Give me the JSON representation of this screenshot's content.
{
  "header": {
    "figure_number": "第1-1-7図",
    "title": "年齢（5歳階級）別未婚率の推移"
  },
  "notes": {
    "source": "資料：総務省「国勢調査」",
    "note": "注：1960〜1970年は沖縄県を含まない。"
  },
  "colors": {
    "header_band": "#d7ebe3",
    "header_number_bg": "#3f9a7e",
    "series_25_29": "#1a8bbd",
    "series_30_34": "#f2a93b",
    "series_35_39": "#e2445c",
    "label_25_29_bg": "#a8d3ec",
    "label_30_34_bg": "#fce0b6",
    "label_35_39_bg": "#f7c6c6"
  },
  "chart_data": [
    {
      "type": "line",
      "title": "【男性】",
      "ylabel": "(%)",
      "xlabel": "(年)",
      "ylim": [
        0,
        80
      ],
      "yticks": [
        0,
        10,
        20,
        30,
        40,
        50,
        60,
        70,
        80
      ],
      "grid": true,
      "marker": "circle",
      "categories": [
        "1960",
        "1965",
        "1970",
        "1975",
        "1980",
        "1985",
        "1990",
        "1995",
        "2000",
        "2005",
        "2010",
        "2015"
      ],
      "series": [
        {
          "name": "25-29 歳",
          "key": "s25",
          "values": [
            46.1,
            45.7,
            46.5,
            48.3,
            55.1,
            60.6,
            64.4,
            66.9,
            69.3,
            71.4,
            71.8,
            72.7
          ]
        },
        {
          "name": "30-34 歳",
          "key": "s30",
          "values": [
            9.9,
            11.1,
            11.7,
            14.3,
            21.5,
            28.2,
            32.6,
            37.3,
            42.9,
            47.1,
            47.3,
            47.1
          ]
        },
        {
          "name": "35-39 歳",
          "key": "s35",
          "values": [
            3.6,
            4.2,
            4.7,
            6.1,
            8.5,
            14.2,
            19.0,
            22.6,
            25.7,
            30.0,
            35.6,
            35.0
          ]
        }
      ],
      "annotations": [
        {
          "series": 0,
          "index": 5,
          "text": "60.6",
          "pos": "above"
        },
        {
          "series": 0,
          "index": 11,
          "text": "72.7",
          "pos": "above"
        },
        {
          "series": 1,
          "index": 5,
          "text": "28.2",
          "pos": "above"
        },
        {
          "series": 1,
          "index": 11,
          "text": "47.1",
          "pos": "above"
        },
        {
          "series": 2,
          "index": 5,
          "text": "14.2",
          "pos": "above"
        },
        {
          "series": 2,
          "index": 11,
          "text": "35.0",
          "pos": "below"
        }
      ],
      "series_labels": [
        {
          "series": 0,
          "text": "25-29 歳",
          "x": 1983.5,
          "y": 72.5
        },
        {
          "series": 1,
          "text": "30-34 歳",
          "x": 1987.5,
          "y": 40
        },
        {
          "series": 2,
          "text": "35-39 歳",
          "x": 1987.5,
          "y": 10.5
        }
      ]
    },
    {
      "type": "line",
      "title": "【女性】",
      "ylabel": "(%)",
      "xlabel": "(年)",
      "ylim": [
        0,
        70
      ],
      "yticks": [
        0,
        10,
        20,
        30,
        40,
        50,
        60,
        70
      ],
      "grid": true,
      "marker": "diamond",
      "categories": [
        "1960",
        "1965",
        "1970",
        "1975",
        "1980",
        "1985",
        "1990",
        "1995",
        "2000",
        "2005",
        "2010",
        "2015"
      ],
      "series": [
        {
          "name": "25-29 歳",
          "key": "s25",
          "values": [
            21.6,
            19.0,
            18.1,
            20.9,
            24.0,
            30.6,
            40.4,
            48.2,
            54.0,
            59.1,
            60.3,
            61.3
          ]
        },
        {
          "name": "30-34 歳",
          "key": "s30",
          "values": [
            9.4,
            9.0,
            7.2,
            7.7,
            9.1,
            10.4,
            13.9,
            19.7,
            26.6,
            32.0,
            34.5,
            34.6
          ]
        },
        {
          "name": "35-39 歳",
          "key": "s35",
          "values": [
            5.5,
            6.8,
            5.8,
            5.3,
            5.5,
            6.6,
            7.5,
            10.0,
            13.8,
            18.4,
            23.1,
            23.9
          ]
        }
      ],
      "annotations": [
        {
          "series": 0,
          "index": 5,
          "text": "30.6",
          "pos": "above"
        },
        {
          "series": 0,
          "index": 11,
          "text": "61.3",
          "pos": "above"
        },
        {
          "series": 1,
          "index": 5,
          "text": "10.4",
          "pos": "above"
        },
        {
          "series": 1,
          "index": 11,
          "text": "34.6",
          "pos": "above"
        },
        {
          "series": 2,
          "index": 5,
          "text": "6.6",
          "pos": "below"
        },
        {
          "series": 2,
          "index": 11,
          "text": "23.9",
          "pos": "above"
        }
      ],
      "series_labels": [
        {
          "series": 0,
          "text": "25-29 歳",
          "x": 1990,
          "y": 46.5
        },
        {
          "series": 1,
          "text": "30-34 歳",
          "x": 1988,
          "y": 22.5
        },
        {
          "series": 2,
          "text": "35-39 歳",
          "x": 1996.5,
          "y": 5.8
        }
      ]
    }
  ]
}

TASK DIRECTIONS | Reproduce every line of the material above exactly.

FINAL ANSWER |
Give me the JSON representation of this screenshot's content.
{
  "header": {
    "figure_number": "第1-1-7図",
    "title": "年齢（5歳階級）別未婚率の推移"
  },
  "notes": {
    "source": "資料：総務省「国勢調査」",
    "note": "注：1960〜1970年は沖縄県を含まない。"
  },
  "colors": {
    "header_band": "#d7ebe3",
    "header_number_bg": "#3f9a7e",
    "series_25_29": "#1a8bbd",
    "series_30_34": "#f2a93b",
    "series_35_39": "#e2445c",
    "label_25_29_bg": "#a8d3ec",
    "label_30_34_bg": "#fce0b6",
    "label_35_39_bg": "#f7c6c6"
  },
  "chart_data": [
    {
      "type": "line",
      "title": "【男性】",
      "ylabel": "(%)",
      "xlabel": "(年)",
      "ylim": [
        0,
        80
      ],
      "yticks": [
        0,
        10,
        20,
        30,
        40,
        50,
        60,
        70,
        80
      ],
      "grid": true,
      "marker": "circle",
      "categories": [
        "1960",
        "1965",
        "1970",
        "1975",
        "1980",
        "1985",
        "1990",
        "1995",
        "2000",
        "2005",
        "2010",
        "2015"
      ],
      "series": [
        {
          "name": "25-29 歳",
          "key": "s25",
          "values": [
            46.1,
            45.7,
            46.5,
            48.3,
            55.1,
            60.6,
            64.4,
            66.9,
            69.3,
            71.4,
            71.8,
            72.7
          ]
        },
        {
          "name": "30-34 歳",
          "key": "s30",
          "values": [
            9.9,
            11.1,
            11.7,
            14.3,
            21.5,
            28.2,
            32.6,
            37.3,
            42.9,
            47.1,
            47.3,
            47.1
          ]
        },
        {
          "name": "35-39 歳",
          "key": "s35",
          "values": [
            3.6,
            4.2,
            4.7,
            6.1,
            8.5,
            14.2,
            19.0,
            22.6,
            25.7,
            30.0,
            35.6,
            35.0
          ]
        }
      ],
      "annotations": [
        {
          "series": 0,
          "index": 5,
          "text": "60.6",
          "pos": "above"
        },
        {
          "series": 0,
          "index": 11,
          "text": "72.7",
          "pos": "above"
        },
        {
          "series": 1,
          "index": 5,
          "text": "28.2",
          "pos": "above"
        },
        {
          "series": 1,
          "index": 11,
          "text": "47.1",
          "pos": "above"
        },
        {
          "series": 2,
          "index": 5,
          "text": "14.2",
          "pos": "above"
        },
        {
          "series": 2,
          "index": 11,
          "text": "35.0",
          "pos": "below"
        }
      ],
      "series_labels": [
        {
          "series": 0,
          "text": "25-29 歳",
          "x": 1983.5,
          "y": 72.5
        },
        {
          "series": 1,
          "text": "30-34 歳",
          "x": 1987.5,
          "y": 40
        },
        {
          "series": 2,
          "text": "35-39 歳",
          "x": 1987.5,
          "y": 10.5
        }
      ]
    },
    {
      "type": "line",
      "title": "【女性】",
      "ylabel": "(%)",
      "xlabel": "(年)",
      "ylim": [
        0,
        70
      ],
      "yticks": [
        0,
        10,
        20,
        30,
        40,
        50,
        60,
        70
      ],
      "grid": true,
      "marker": "diamond",
      "categories": [
        "1960",
        "1965",
        "1970",
        "1975",
        "1980",
        "1985",
        "1990",
        "1995",
        "2000",
        "2005",
        "2010",
        "2015"
      ],
      "series": [
        {
          "name": "25-29 歳",
          "key": "s25",
          "values": [
            21.6,
            19.0,
            18.1,
            20.9,
            24.0,
            30.6,
            40.4,
            48.2,
            54.0,
            59.1,
            60.3,
            61.3
          ]
        },
        {
          "name": "30-34 歳",
          "key": "s30",
          "values": [
            9.4,
            9.0,
            7.2,
            7.7,
            9.1,
            10.4,
            13.9,
            19.7,
            26.6,
            32.0,
            34.5,
            34.6
          ]
        },
        {
          "name": "35-39 歳",
          "key": "s35",
          "values": [
            5.5,
            6.8,
            5.8,
            5.3,
            5.5,
            6.6,
            7.5,
            10.0,
            13.8,
            18.4,
            23.1,
            23.9
          ]
        }
      ],
      "annotations": [
        {
          "series": 0,
          "index": 5,
          "text": "30.6",
          "pos": "above"
        },
        {
          "series": 0,
          "index": 11,
          "text": "61.3",
          "pos": "above"
        },
        {
          "series": 1,
          "index": 5,
          "text": "10.4",
          "pos": "above"
        },
        {
          "series": 1,
          "index": 11,
          "text": "34.6",
          "pos": "above"
        },
        {
          "series": 2,
          "index": 5,
          "text": "6.6",
          "pos": "below"
        },
        {
          "series": 2,
          "index": 11,
          "text": "23.9",
          "pos": "above"
        }
      ],
      "series_labels": [
        {
          "series": 0,
          "text": "25-29 歳",
          "x": 1990,
          "y": 46.5
        },
        {
          "series": 1,
          "text": "30-34 歳",
          "x": 1988,
          "y": 22.5
        },
        {
          "series": 2,
          "text": "35-39 歳",
          "x": 1996.5,
          "y": 5.8
        }
      ]
    }
  ]
}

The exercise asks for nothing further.